* **Goal**: Collect every line of the material below that contains the string "香港居民证". Case counts.

* **Excerpted records**:
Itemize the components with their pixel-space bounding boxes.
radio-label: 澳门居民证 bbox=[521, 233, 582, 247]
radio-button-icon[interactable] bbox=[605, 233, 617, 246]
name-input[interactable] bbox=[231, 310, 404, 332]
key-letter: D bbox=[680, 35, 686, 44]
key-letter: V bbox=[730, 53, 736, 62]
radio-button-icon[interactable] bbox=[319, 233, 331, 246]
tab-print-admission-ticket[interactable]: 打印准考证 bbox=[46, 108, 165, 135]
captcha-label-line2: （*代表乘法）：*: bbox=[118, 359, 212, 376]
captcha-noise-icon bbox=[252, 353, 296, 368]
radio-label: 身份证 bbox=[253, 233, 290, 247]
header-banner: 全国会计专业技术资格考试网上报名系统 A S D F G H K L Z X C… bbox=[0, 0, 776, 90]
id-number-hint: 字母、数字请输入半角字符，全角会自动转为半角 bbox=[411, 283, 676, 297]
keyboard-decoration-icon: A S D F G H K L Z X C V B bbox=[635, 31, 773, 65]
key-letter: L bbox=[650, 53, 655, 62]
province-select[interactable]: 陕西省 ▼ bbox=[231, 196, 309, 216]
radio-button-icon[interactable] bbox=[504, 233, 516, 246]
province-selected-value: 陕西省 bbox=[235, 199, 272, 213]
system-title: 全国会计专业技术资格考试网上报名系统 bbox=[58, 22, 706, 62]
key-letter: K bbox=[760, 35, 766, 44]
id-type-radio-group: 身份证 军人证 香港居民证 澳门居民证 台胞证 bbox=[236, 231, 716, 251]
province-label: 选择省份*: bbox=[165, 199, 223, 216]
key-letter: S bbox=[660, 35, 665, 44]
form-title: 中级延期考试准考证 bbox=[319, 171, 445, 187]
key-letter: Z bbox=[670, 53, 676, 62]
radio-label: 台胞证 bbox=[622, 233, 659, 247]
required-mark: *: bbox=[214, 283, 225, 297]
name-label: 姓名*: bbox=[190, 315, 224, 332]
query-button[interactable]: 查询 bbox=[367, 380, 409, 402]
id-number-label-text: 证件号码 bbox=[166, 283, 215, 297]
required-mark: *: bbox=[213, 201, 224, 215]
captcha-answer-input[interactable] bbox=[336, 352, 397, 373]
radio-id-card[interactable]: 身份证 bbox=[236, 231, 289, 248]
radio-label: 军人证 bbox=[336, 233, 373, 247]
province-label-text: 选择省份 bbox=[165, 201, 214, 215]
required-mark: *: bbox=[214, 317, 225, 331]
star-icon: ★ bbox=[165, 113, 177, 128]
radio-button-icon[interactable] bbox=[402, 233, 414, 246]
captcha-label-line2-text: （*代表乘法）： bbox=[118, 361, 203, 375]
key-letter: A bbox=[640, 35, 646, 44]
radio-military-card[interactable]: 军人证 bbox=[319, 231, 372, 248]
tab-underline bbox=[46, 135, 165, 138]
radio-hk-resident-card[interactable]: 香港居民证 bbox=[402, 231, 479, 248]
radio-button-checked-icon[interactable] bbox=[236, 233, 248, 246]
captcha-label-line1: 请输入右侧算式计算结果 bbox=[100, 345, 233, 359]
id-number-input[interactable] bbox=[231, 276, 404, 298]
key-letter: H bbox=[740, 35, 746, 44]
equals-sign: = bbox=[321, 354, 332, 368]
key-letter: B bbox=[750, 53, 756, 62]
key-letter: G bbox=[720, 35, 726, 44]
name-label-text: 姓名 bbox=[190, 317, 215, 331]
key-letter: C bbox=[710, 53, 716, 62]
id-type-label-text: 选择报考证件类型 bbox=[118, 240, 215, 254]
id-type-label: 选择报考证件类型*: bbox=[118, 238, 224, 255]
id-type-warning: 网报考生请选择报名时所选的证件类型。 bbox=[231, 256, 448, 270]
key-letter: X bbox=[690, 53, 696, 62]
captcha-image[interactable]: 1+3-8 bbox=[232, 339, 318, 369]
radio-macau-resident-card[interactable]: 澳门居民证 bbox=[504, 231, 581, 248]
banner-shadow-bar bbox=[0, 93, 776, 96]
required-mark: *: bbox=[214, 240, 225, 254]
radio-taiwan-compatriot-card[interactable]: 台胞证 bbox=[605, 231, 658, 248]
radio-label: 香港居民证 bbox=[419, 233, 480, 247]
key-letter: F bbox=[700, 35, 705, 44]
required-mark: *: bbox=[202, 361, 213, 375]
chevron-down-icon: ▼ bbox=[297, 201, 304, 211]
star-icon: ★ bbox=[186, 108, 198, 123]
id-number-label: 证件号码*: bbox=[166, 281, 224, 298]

* **Correct output**:
id-type-radio-group: 身份证 军人证 香港居民证 澳门居民证 台胞证 bbox=[236, 231, 716, 251]
radio-hk-resident-card[interactable]: 香港居民证 bbox=[402, 231, 479, 248]
radio-label: 香港居民证 bbox=[419, 233, 480, 247]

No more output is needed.